EXERCISE DETAILS:
How many of the lines here include "Output"? Answer with a single number.

[Stored entries]

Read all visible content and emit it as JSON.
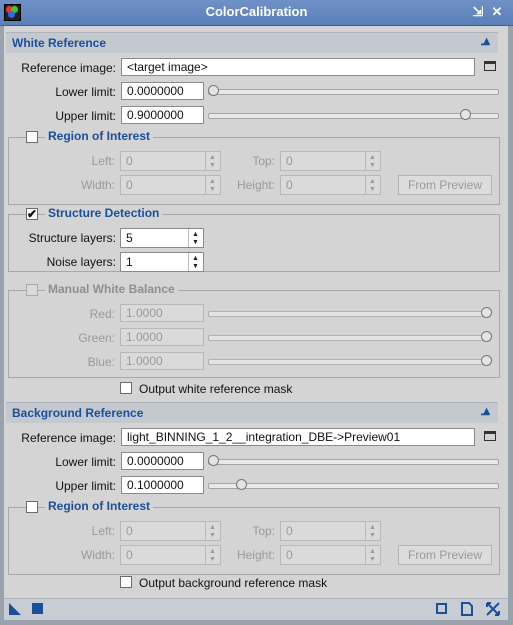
{
  "window": {
    "title": "ColorCalibration"
  },
  "white_reference": {
    "section_title": "White Reference",
    "reference_image_label": "Reference image:",
    "reference_image_value": "<target image>",
    "lower_limit_label": "Lower limit:",
    "lower_limit_value": "0.0000000",
    "lower_limit_fraction": 0.0,
    "upper_limit_label": "Upper limit:",
    "upper_limit_value": "0.9000000",
    "upper_limit_fraction": 0.9,
    "roi": {
      "title": "Region of Interest",
      "left_label": "Left:",
      "left_value": "0",
      "top_label": "Top:",
      "top_value": "0",
      "width_label": "Width:",
      "width_value": "0",
      "height_label": "Height:",
      "height_value": "0",
      "from_preview_label": "From Preview"
    },
    "structure": {
      "title": "Structure Detection",
      "checked": true,
      "layers_label": "Structure layers:",
      "layers_value": "5",
      "noise_label": "Noise layers:",
      "noise_value": "1"
    },
    "manual": {
      "title": "Manual White Balance",
      "red_label": "Red:",
      "red_value": "1.0000",
      "green_label": "Green:",
      "green_value": "1.0000",
      "blue_label": "Blue:",
      "blue_value": "1.0000"
    },
    "output_mask_label": "Output white reference mask"
  },
  "background_reference": {
    "section_title": "Background Reference",
    "reference_image_label": "Reference image:",
    "reference_image_value": "light_BINNING_1_2__integration_DBE->Preview01",
    "lower_limit_label": "Lower limit:",
    "lower_limit_value": "0.0000000",
    "lower_limit_fraction": 0.0,
    "upper_limit_label": "Upper limit:",
    "upper_limit_value": "0.1000000",
    "upper_limit_fraction": 0.1,
    "roi": {
      "title": "Region of Interest",
      "left_label": "Left:",
      "left_value": "0",
      "top_label": "Top:",
      "top_value": "0",
      "width_label": "Width:",
      "width_value": "0",
      "height_label": "Height:",
      "height_value": "0",
      "from_preview_label": "From Preview"
    },
    "output_mask_label": "Output background reference mask"
  },
  "icons": {
    "title_pin": "pin-icon",
    "title_close": "close-icon",
    "new_instance": "new-instance-triangle-icon",
    "apply_global": "apply-global-square-icon",
    "preview": "preview-icon",
    "reset": "reset-icon",
    "edit_instance": "edit-instance-icon"
  },
  "colors": {
    "accent": "#1a4f9a",
    "titlebar": "#5f84bf",
    "panel": "#d4d4d4"
  }
}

TASK SOLUTION:
2